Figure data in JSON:
◆ ◆ ◆ ◆

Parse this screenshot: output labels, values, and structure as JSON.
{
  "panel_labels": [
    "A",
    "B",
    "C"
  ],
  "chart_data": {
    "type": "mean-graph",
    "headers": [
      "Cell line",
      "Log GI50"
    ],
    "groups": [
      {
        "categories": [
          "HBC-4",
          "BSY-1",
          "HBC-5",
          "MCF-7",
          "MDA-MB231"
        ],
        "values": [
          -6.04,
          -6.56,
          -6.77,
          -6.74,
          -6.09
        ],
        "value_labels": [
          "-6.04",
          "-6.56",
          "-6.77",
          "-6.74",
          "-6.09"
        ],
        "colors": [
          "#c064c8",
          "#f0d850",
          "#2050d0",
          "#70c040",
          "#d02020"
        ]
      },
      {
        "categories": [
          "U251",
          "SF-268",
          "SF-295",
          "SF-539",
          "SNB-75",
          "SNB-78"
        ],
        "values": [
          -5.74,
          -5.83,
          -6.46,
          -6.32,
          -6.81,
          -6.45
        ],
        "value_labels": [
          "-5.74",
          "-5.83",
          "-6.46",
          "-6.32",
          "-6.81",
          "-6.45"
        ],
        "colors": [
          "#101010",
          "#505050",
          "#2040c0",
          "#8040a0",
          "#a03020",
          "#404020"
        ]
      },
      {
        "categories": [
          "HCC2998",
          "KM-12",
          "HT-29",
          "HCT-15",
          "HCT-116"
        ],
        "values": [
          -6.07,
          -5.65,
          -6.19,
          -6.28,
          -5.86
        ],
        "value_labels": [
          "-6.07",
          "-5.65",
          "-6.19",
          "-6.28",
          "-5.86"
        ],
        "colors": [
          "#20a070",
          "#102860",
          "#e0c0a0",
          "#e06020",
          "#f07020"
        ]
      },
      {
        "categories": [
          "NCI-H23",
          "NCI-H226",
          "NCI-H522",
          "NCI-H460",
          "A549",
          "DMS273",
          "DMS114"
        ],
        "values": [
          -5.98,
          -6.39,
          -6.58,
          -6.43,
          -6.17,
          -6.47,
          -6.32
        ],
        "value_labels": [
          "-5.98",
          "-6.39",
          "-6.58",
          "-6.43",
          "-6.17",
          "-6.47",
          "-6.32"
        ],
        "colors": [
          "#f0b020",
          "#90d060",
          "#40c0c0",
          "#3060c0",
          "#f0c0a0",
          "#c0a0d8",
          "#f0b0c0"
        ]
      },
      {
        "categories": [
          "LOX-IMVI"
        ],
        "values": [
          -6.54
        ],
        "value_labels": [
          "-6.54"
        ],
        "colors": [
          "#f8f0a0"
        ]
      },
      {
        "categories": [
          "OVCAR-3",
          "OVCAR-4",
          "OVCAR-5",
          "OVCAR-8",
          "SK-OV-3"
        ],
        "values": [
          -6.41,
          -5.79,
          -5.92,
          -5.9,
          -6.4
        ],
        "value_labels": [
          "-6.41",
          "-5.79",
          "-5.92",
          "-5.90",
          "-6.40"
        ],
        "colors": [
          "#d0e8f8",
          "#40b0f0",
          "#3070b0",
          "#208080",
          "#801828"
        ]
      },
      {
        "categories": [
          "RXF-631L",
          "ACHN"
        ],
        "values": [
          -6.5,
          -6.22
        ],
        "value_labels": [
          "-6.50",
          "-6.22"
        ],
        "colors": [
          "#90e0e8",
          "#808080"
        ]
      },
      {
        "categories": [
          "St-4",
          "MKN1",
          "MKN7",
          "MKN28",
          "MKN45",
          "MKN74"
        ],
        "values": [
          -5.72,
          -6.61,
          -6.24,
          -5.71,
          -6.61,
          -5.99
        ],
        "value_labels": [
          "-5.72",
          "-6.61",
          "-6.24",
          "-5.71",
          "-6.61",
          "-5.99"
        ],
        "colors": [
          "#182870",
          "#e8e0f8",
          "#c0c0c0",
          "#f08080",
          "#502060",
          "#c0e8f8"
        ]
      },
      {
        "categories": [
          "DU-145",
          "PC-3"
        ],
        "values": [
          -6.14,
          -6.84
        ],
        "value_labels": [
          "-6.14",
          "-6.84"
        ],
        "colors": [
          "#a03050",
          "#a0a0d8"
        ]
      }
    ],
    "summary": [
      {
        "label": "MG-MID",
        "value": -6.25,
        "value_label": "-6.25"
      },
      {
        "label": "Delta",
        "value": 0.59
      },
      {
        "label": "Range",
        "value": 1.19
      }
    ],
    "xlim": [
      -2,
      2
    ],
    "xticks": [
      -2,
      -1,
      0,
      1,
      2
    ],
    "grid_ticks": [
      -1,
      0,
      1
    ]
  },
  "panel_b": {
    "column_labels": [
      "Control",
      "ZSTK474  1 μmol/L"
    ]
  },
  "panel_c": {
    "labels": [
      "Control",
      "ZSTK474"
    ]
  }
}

◆ ◆ ◆ ◆

__DO THIS__
Extract the full listing above without alteration.

__WRITTEN ANSWER__
Parse this screenshot: output labels, values, and structure as JSON.
{
  "panel_labels": [
    "A",
    "B",
    "C"
  ],
  "chart_data": {
    "type": "mean-graph",
    "headers": [
      "Cell line",
      "Log GI50"
    ],
    "groups": [
      {
        "categories": [
          "HBC-4",
          "BSY-1",
          "HBC-5",
          "MCF-7",
          "MDA-MB231"
        ],
        "values": [
          -6.04,
          -6.56,
          -6.77,
          -6.74,
          -6.09
        ],
        "value_labels": [
          "-6.04",
          "-6.56",
          "-6.77",
          "-6.74",
          "-6.09"
        ],
        "colors": [
          "#c064c8",
          "#f0d850",
          "#2050d0",
          "#70c040",
          "#d02020"
        ]
      },
      {
        "categories": [
          "U251",
          "SF-268",
          "SF-295",
          "SF-539",
          "SNB-75",
          "SNB-78"
        ],
        "values": [
          -5.74,
          -5.83,
          -6.46,
          -6.32,
          -6.81,
          -6.45
        ],
        "value_labels": [
          "-5.74",
          "-5.83",
          "-6.46",
          "-6.32",
          "-6.81",
          "-6.45"
        ],
        "colors": [
          "#101010",
          "#505050",
          "#2040c0",
          "#8040a0",
          "#a03020",
          "#404020"
        ]
      },
      {
        "categories": [
          "HCC2998",
          "KM-12",
          "HT-29",
          "HCT-15",
          "HCT-116"
        ],
        "values": [
          -6.07,
          -5.65,
          -6.19,
          -6.28,
          -5.86
        ],
        "value_labels": [
          "-6.07",
          "-5.65",
          "-6.19",
          "-6.28",
          "-5.86"
        ],
        "colors": [
          "#20a070",
          "#102860",
          "#e0c0a0",
          "#e06020",
          "#f07020"
        ]
      },
      {
        "categories": [
          "NCI-H23",
          "NCI-H226",
          "NCI-H522",
          "NCI-H460",
          "A549",
          "DMS273",
          "DMS114"
        ],
        "values": [
          -5.98,
          -6.39,
          -6.58,
          -6.43,
          -6.17,
          -6.47,
          -6.32
        ],
        "value_labels": [
          "-5.98",
          "-6.39",
          "-6.58",
          "-6.43",
          "-6.17",
          "-6.47",
          "-6.32"
        ],
        "colors": [
          "#f0b020",
          "#90d060",
          "#40c0c0",
          "#3060c0",
          "#f0c0a0",
          "#c0a0d8",
          "#f0b0c0"
        ]
      },
      {
        "categories": [
          "LOX-IMVI"
        ],
        "values": [
          -6.54
        ],
        "value_labels": [
          "-6.54"
        ],
        "colors": [
          "#f8f0a0"
        ]
      },
      {
        "categories": [
          "OVCAR-3",
          "OVCAR-4",
          "OVCAR-5",
          "OVCAR-8",
          "SK-OV-3"
        ],
        "values": [
          -6.41,
          -5.79,
          -5.92,
          -5.9,
          -6.4
        ],
        "value_labels": [
          "-6.41",
          "-5.79",
          "-5.92",
          "-5.90",
          "-6.40"
        ],
        "colors": [
          "#d0e8f8",
          "#40b0f0",
          "#3070b0",
          "#208080",
          "#801828"
        ]
      },
      {
        "categories": [
          "RXF-631L",
          "ACHN"
        ],
        "values": [
          -6.5,
          -6.22
        ],
        "value_labels": [
          "-6.50",
          "-6.22"
        ],
        "colors": [
          "#90e0e8",
          "#808080"
        ]
      },
      {
        "categories": [
          "St-4",
          "MKN1",
          "MKN7",
          "MKN28",
          "MKN45",
          "MKN74"
        ],
        "values": [
          -5.72,
          -6.61,
          -6.24,
          -5.71,
          -6.61,
          -5.99
        ],
        "value_labels": [
          "-5.72",
          "-6.61",
          "-6.24",
          "-5.71",
          "-6.61",
          "-5.99"
        ],
        "colors": [
          "#182870",
          "#e8e0f8",
          "#c0c0c0",
          "#f08080",
          "#502060",
          "#c0e8f8"
        ]
      },
      {
        "categories": [
          "DU-145",
          "PC-3"
        ],
        "values": [
          -6.14,
          -6.84
        ],
        "value_labels": [
          "-6.14",
          "-6.84"
        ],
        "colors": [
          "#a03050",
          "#a0a0d8"
        ]
      }
    ],
    "summary": [
      {
        "label": "MG-MID",
        "value": -6.25,
        "value_label": "-6.25"
      },
      {
        "label": "Delta",
        "value": 0.59
      },
      {
        "label": "Range",
        "value": 1.19
      }
    ],
    "xlim": [
      -2,
      2
    ],
    "xticks": [
      -2,
      -1,
      0,
      1,
      2
    ],
    "grid_ticks": [
      -1,
      0,
      1
    ]
  },
  "panel_b": {
    "column_labels": [
      "Control",
      "ZSTK474  1 μmol/L"
    ]
  },
  "panel_c": {
    "labels": [
      "Control",
      "ZSTK474"
    ]
  }
}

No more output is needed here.